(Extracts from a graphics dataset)
** Begin **
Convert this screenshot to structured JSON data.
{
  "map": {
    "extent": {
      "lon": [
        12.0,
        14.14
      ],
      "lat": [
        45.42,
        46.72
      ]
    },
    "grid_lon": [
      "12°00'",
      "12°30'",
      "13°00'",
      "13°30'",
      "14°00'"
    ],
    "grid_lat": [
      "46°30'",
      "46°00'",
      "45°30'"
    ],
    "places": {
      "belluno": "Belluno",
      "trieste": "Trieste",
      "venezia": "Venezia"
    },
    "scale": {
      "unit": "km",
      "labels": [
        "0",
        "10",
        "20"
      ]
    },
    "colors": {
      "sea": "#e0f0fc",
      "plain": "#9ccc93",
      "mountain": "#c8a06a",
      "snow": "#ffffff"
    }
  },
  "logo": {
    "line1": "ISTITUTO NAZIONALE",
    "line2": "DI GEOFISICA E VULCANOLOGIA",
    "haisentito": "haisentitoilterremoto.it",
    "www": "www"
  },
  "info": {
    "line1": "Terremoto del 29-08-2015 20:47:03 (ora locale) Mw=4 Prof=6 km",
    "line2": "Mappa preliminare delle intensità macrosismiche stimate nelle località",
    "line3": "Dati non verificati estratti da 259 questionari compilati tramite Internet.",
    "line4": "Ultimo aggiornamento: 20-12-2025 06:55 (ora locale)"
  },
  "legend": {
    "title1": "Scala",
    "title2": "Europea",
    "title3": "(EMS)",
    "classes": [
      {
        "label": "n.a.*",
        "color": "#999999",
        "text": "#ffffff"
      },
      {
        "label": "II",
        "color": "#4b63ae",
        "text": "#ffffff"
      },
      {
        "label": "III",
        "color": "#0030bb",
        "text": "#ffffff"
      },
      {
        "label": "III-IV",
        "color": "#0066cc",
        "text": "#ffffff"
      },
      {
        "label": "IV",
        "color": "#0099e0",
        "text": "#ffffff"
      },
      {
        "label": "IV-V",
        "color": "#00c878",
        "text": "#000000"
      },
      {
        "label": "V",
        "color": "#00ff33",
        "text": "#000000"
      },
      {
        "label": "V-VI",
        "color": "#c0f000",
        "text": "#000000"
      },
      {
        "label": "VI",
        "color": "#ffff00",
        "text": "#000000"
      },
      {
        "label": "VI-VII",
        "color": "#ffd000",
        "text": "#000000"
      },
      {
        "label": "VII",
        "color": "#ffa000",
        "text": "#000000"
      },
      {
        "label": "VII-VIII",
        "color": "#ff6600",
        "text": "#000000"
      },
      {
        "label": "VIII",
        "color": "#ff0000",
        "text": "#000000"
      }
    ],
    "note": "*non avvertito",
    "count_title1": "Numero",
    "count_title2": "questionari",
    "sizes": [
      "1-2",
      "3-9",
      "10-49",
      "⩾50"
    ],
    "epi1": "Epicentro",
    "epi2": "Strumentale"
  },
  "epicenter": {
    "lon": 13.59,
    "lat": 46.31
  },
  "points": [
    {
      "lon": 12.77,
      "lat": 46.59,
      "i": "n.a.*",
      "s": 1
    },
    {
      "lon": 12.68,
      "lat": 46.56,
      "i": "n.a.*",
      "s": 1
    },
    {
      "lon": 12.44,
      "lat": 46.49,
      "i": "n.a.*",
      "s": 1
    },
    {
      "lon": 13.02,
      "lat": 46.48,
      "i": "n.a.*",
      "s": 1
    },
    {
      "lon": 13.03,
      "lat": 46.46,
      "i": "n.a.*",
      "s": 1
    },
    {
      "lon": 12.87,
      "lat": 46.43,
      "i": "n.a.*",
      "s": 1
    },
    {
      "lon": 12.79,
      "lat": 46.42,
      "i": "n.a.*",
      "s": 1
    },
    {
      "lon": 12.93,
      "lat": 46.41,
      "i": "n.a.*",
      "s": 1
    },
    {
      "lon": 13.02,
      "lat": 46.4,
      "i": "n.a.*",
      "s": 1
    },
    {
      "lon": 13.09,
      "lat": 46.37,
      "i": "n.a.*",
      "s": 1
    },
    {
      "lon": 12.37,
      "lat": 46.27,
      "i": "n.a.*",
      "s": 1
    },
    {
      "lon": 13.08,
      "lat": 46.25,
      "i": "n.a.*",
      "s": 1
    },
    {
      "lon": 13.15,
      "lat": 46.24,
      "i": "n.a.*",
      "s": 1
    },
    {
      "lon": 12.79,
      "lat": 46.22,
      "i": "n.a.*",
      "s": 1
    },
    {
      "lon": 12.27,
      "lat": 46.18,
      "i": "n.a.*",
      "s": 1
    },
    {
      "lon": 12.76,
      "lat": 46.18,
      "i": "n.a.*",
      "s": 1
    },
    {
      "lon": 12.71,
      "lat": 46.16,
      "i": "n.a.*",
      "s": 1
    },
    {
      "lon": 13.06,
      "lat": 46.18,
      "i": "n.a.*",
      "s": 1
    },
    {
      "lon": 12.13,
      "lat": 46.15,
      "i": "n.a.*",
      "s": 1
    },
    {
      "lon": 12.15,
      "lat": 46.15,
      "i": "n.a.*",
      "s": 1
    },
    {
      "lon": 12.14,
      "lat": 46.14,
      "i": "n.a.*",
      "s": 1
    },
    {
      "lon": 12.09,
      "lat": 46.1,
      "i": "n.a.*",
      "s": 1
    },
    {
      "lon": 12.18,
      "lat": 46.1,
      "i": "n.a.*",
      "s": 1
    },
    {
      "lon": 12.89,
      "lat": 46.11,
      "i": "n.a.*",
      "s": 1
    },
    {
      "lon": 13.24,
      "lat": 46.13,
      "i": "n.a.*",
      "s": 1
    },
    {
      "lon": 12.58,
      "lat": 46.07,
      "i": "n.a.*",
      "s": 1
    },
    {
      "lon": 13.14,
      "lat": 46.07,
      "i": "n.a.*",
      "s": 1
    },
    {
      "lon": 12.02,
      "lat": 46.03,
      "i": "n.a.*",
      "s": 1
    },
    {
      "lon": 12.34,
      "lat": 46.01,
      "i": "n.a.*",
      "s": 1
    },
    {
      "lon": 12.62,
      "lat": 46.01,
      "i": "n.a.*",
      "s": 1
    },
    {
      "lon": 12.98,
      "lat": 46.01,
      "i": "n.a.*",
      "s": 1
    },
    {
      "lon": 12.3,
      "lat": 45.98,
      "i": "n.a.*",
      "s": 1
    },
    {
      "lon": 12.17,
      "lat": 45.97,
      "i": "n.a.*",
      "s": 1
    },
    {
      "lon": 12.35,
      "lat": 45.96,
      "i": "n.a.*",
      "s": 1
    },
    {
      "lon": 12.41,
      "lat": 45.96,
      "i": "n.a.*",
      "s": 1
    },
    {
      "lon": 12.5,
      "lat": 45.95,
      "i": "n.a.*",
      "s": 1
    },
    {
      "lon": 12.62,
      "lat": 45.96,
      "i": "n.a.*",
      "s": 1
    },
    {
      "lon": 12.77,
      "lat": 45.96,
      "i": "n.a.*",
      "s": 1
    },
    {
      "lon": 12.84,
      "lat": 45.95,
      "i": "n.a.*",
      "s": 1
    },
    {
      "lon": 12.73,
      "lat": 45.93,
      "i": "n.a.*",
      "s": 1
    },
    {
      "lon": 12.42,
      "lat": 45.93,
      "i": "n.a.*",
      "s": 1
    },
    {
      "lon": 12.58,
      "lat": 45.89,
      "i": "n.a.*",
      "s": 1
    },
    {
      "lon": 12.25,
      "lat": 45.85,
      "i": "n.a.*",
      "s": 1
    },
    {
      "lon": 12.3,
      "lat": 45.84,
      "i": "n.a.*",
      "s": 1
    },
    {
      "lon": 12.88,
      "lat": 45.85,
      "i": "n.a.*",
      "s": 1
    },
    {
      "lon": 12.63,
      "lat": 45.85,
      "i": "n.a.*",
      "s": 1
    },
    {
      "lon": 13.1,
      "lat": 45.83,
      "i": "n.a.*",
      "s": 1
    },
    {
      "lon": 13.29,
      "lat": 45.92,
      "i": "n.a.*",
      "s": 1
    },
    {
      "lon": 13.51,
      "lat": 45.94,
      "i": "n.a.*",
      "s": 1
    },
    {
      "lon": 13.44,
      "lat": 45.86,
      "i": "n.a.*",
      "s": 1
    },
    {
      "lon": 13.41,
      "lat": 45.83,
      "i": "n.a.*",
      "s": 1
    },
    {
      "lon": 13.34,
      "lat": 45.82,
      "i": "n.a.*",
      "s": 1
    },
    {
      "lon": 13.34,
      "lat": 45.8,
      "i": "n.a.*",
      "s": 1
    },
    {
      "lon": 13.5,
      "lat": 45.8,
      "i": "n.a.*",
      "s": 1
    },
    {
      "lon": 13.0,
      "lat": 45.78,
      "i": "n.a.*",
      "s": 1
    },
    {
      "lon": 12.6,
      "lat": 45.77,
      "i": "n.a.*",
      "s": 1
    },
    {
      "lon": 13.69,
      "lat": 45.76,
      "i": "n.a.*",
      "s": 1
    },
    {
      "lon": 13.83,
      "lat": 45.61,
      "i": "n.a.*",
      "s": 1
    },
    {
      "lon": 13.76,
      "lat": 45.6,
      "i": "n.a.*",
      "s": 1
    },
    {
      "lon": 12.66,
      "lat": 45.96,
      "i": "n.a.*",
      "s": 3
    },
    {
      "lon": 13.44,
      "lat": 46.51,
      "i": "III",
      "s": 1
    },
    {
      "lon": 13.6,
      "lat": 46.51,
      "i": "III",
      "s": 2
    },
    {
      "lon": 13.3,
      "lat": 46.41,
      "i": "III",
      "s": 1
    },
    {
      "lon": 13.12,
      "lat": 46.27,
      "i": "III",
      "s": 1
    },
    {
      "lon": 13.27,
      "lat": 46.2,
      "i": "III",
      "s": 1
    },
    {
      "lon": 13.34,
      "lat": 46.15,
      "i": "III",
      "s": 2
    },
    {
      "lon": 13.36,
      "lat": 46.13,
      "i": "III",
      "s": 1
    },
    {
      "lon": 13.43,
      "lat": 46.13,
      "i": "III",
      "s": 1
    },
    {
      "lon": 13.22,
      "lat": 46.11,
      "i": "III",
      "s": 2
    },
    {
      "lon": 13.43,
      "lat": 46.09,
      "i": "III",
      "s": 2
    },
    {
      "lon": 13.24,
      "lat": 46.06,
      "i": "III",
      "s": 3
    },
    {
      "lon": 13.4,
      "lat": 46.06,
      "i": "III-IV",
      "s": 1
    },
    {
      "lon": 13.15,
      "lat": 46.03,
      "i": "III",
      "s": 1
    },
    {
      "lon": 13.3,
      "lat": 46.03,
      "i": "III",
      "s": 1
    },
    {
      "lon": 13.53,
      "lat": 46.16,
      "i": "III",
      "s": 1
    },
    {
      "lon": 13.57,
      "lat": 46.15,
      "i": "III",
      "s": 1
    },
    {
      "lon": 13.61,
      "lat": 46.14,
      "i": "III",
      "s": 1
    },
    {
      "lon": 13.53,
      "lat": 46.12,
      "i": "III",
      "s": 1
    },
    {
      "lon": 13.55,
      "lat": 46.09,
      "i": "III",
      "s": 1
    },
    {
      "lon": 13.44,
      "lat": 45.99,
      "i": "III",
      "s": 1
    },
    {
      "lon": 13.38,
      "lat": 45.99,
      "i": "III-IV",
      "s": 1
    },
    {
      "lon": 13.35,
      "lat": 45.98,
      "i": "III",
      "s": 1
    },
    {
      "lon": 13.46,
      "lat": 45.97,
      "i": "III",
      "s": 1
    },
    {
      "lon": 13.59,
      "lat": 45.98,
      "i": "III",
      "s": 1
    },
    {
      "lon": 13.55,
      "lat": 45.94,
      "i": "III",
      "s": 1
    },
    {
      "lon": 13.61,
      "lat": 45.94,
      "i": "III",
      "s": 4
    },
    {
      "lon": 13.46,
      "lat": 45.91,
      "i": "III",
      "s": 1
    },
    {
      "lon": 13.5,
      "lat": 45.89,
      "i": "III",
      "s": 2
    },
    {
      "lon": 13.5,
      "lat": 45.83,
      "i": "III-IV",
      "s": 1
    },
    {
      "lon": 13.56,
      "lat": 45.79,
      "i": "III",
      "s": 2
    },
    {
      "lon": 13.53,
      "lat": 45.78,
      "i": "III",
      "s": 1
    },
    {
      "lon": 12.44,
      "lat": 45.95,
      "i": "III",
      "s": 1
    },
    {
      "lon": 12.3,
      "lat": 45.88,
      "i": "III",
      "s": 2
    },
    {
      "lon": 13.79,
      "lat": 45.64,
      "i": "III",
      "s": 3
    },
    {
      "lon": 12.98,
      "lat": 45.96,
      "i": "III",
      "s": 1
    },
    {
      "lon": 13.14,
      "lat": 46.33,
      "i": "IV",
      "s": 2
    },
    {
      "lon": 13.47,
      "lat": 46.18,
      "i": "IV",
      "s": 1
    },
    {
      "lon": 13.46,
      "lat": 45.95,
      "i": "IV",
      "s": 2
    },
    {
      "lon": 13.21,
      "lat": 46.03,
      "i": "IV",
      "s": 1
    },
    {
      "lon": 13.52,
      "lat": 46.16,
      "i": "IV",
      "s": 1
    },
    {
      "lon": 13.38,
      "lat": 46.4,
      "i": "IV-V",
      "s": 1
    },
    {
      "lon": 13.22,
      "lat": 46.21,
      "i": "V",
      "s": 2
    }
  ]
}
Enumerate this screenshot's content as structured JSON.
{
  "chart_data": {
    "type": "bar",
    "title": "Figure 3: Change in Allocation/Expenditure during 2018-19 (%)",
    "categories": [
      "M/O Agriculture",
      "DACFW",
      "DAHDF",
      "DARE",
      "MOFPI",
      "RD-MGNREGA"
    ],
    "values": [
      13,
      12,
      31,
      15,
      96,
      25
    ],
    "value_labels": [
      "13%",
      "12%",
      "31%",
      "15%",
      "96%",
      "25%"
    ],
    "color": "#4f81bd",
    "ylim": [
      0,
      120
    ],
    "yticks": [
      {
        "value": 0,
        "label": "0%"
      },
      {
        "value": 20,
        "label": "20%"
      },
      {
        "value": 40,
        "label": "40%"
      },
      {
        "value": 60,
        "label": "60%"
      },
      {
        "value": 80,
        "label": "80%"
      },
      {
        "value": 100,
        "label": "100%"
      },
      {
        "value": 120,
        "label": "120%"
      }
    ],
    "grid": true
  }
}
** End **
__WRITTEN REQUEST__
List all lines where "JSON" occurs.

__RESPONSE TO THIS TASK__
Convert this screenshot to structured JSON data.
Enumerate this screenshot's content as structured JSON.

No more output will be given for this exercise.